[YOUR INSTRUCTIONS] Without the pictures, can you quote each line below exactly?
···
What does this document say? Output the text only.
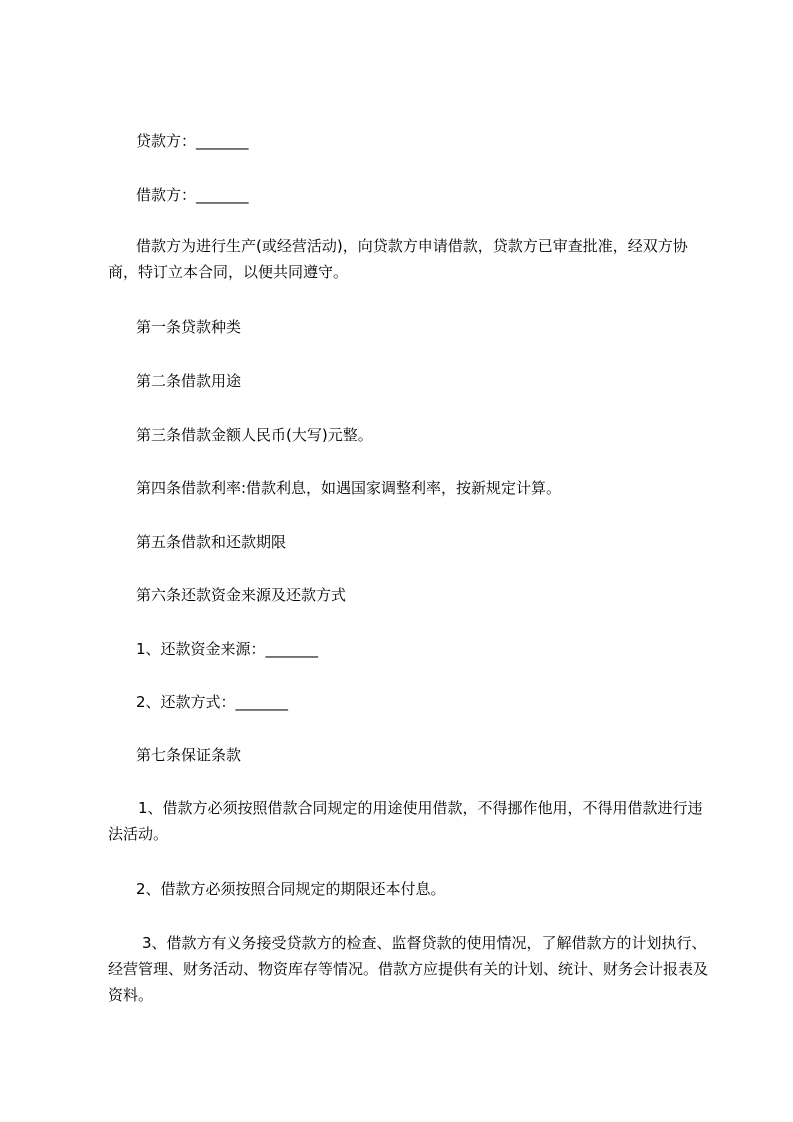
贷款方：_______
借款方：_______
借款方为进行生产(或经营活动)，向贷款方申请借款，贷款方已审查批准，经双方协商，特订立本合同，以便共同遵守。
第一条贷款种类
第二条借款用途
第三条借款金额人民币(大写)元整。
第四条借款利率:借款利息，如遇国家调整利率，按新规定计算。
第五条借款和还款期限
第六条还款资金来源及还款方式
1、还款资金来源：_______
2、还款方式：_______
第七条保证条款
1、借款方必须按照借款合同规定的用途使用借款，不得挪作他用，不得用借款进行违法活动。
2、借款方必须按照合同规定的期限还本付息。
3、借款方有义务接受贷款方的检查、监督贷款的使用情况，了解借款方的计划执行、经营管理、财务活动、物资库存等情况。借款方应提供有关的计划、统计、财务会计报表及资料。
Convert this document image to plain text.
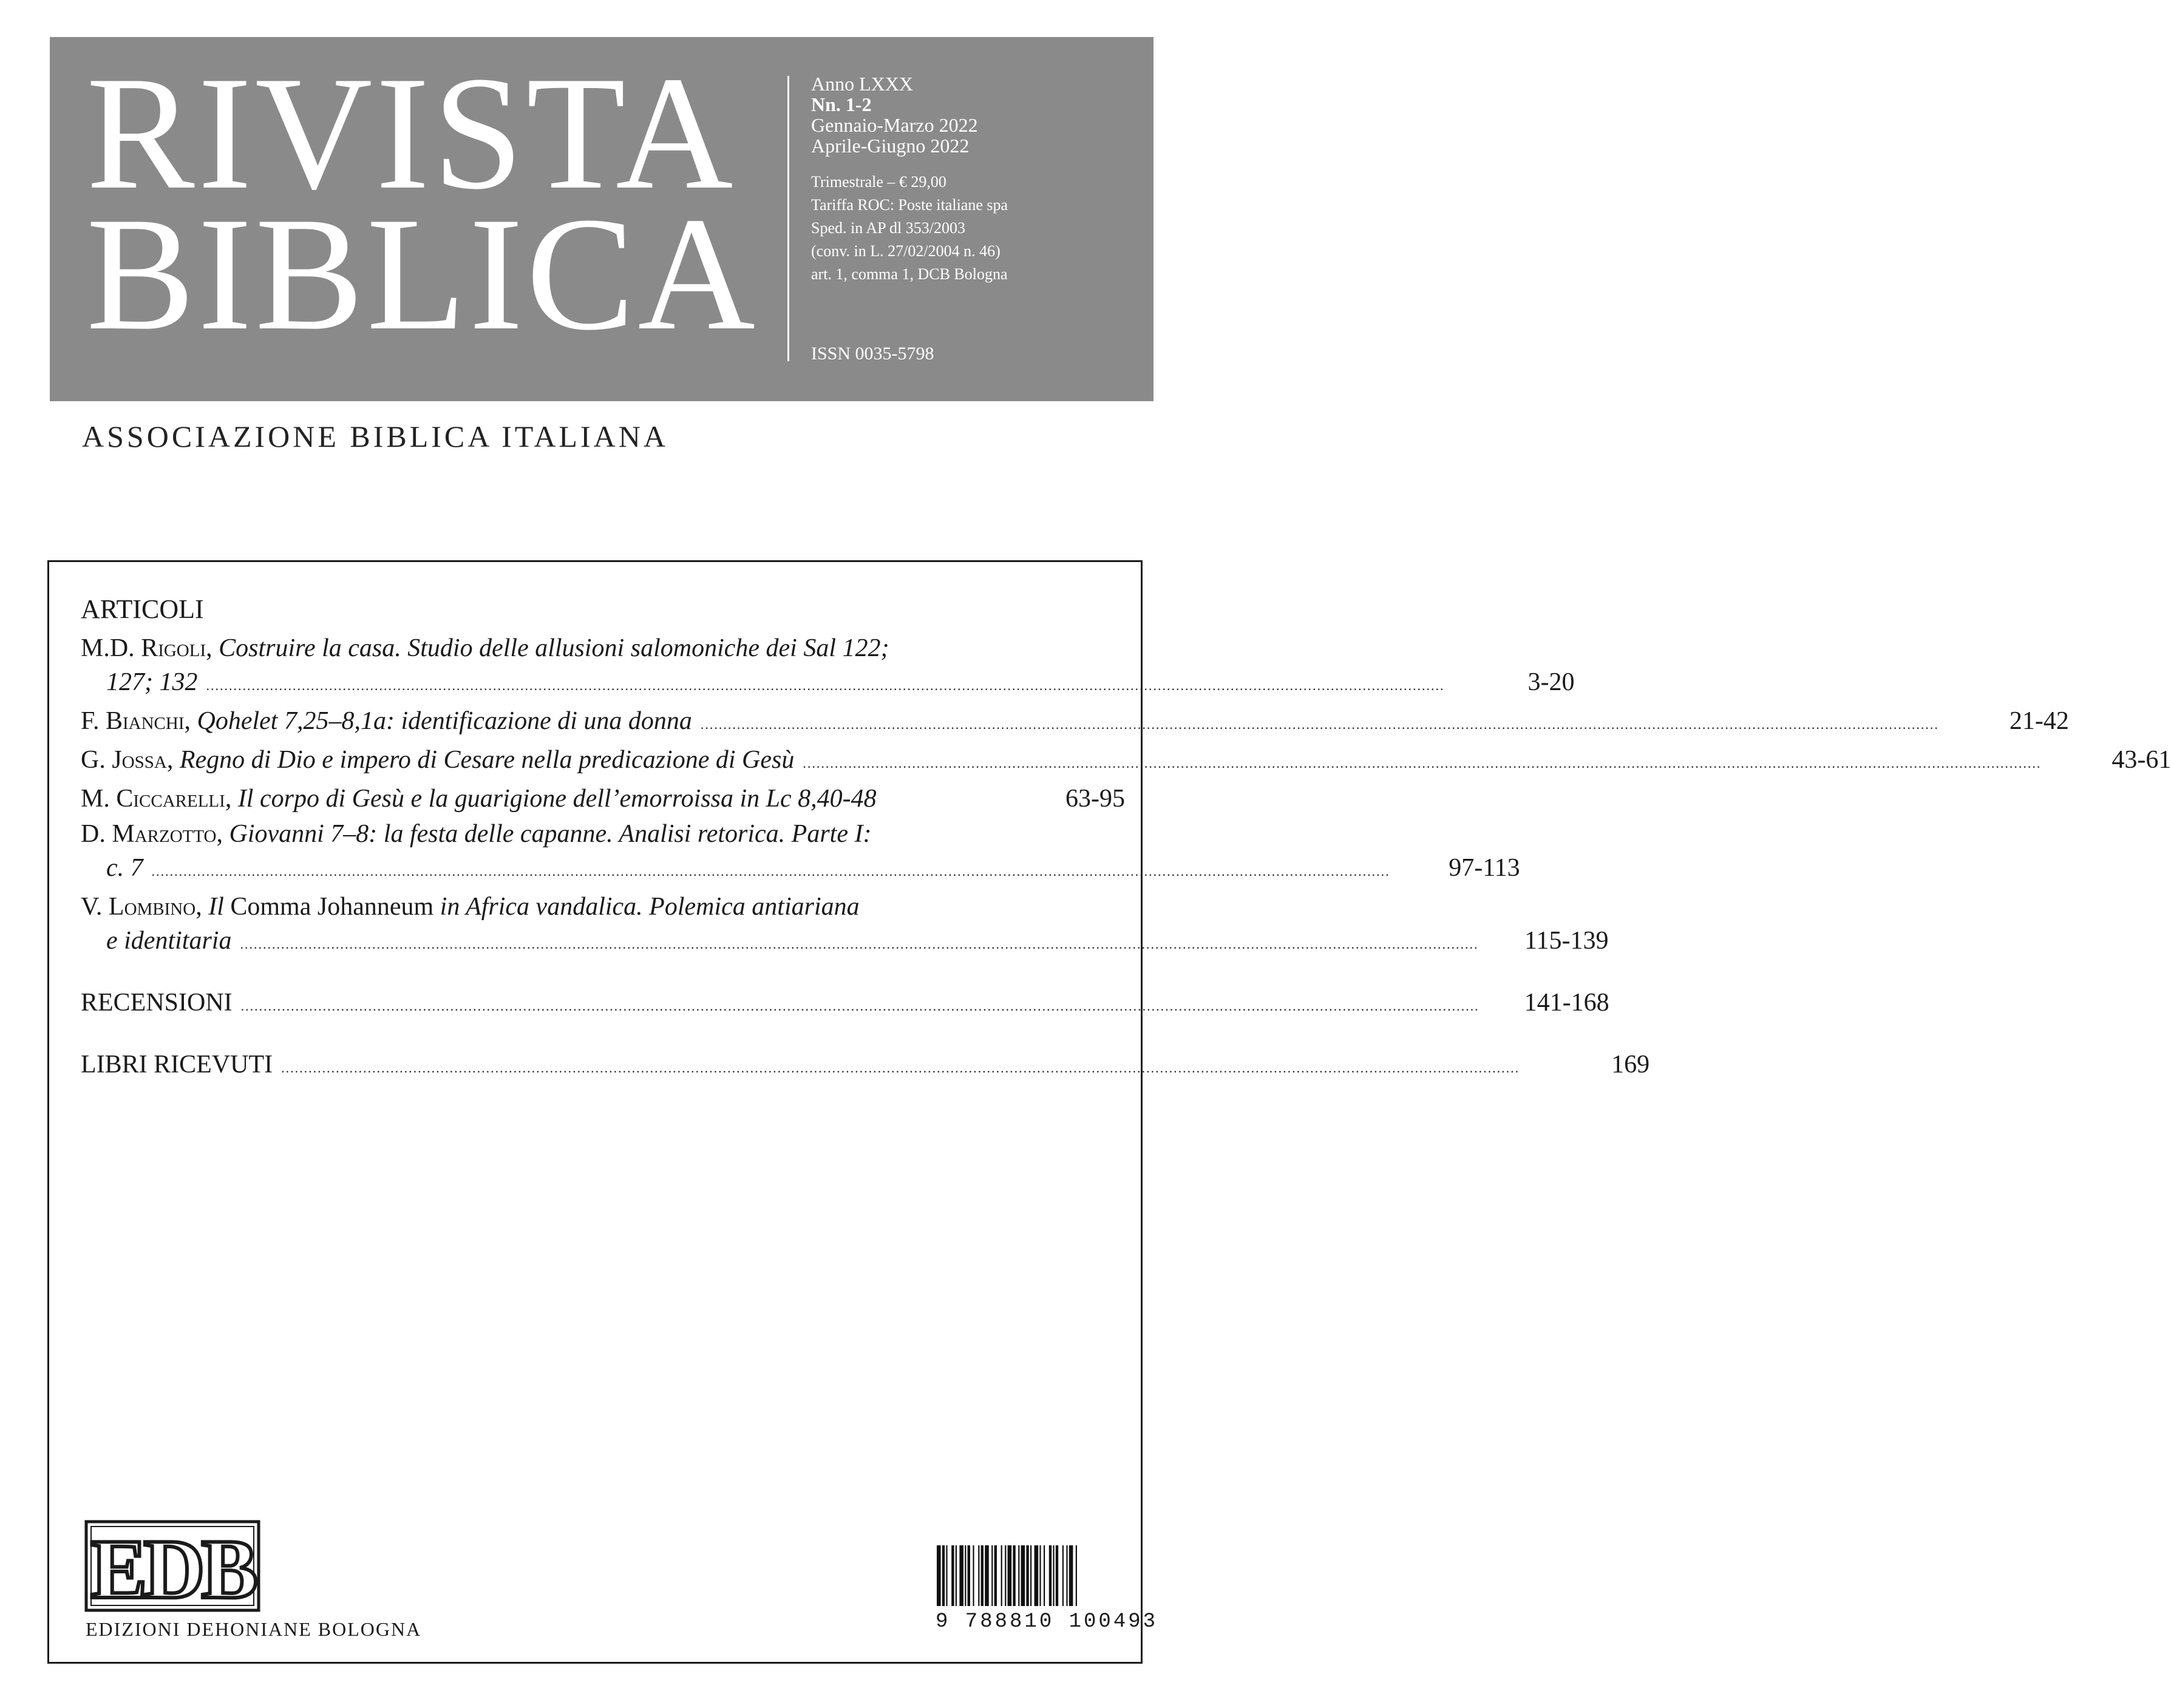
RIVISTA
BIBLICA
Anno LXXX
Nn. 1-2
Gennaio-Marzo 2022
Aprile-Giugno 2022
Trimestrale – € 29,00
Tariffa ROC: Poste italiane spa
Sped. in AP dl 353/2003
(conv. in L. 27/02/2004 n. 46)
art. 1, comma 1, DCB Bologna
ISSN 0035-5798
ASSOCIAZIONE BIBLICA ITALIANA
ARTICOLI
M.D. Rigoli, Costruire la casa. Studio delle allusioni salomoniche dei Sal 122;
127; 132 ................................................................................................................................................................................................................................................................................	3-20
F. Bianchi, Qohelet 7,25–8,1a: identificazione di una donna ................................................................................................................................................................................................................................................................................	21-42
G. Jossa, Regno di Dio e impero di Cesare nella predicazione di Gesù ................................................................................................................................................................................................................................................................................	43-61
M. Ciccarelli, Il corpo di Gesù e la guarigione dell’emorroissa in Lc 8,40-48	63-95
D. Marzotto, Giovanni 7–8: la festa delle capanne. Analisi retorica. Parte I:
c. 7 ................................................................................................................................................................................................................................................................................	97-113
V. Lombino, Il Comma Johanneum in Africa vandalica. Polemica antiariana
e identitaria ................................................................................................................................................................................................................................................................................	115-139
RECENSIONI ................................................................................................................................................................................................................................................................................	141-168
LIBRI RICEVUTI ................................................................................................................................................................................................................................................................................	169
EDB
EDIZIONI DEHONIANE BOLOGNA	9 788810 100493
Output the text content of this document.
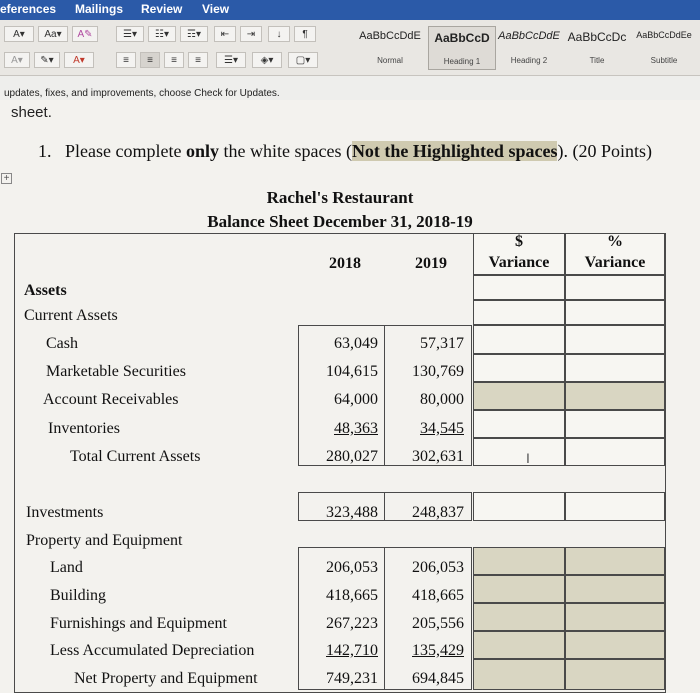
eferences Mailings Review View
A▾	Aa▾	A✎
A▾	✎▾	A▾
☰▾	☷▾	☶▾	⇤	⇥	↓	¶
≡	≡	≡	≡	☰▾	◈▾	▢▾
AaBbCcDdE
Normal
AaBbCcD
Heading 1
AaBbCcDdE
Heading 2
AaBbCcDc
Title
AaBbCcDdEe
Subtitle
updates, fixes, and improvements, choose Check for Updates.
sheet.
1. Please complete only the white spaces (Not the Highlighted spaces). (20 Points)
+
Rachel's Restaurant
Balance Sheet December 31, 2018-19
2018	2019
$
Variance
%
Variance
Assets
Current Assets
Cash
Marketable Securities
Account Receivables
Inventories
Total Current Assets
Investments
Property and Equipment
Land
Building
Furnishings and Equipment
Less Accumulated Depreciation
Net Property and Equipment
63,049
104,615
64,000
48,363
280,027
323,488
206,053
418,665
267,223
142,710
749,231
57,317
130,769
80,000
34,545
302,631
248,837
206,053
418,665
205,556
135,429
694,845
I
···
[WRITTEN ANSWER]
What does this document say? Output the text only.
贷款方：_______
借款方：_______
借款方为进行生产(或经营活动)，向贷款方申请借款，贷款方已审查批准，经双方协商，特订立本合同，以便共同遵守。
第一条贷款种类
第二条借款用途
第三条借款金额人民币(大写)元整。
第四条借款利率:借款利息，如遇国家调整利率，按新规定计算。
第五条借款和还款期限
第六条还款资金来源及还款方式
1、还款资金来源：_______
2、还款方式：_______
第七条保证条款
1、借款方必须按照借款合同规定的用途使用借款，不得挪作他用，不得用借款进行违法活动。
2、借款方必须按照合同规定的期限还本付息。
3、借款方有义务接受贷款方的检查、监督贷款的使用情况，了解借款方的计划执行、经营管理、财务活动、物资库存等情况。借款方应提供有关的计划、统计、财务会计报表及资料。
Convert this document image to plain text.
RIVISTA
BIBLICA
Anno LXXX
Nn. 1-2
Gennaio-Marzo 2022
Aprile-Giugno 2022
Trimestrale – € 29,00
Tariffa ROC: Poste italiane spa
Sped. in AP dl 353/2003
(conv. in L. 27/02/2004 n. 46)
art. 1, comma 1, DCB Bologna
ISSN 0035-5798
ASSOCIAZIONE BIBLICA ITALIANA
ARTICOLI
M.D. Rigoli, Costruire la casa. Studio delle allusioni salomoniche dei Sal 122;
127; 132 ................................................................................................................................................................................................................................................................................	3-20
F. Bianchi, Qohelet 7,25–8,1a: identificazione di una donna ................................................................................................................................................................................................................................................................................	21-42
G. Jossa, Regno di Dio e impero di Cesare nella predicazione di Gesù ................................................................................................................................................................................................................................................................................	43-61
M. Ciccarelli, Il corpo di Gesù e la guarigione dell’emorroissa in Lc 8,40-48	63-95
D. Marzotto, Giovanni 7–8: la festa delle capanne. Analisi retorica. Parte I:
c. 7 ................................................................................................................................................................................................................................................................................	97-113
V. Lombino, Il Comma Johanneum in Africa vandalica. Polemica antiariana
e identitaria ................................................................................................................................................................................................................................................................................	115-139
RECENSIONI ................................................................................................................................................................................................................................................................................	141-168
LIBRI RICEVUTI ................................................................................................................................................................................................................................................................................	169
EDB
EDIZIONI DEHONIANE BOLOGNA	9 788810 100493
Output the text content of this document.
eferences Mailings Review View
A▾	Aa▾	A✎
A▾	✎▾	A▾
☰▾	☷▾	☶▾	⇤	⇥	↓	¶
≡	≡	≡	≡	☰▾	◈▾	▢▾
AaBbCcDdE
Normal
AaBbCcD
Heading 1
AaBbCcDdE
Heading 2
AaBbCcDc
Title
AaBbCcDdEe
Subtitle
updates, fixes, and improvements, choose Check for Updates.
sheet.
1. Please complete only the white spaces (Not the Highlighted spaces). (20 Points)
+
Rachel's Restaurant
Balance Sheet December 31, 2018-19
2018	2019
$
Variance
%
Variance
Assets
Current Assets
Cash
Marketable Securities
Account Receivables
Inventories
Total Current Assets
Investments
Property and Equipment
Land
Building
Furnishings and Equipment
Less Accumulated Depreciation
Net Property and Equipment
63,049
104,615
64,000
48,363
280,027
323,488
206,053
418,665
267,223
142,710
749,231
57,317
130,769
80,000
34,545
302,631
248,837
206,053
418,665
205,556
135,429
694,845
I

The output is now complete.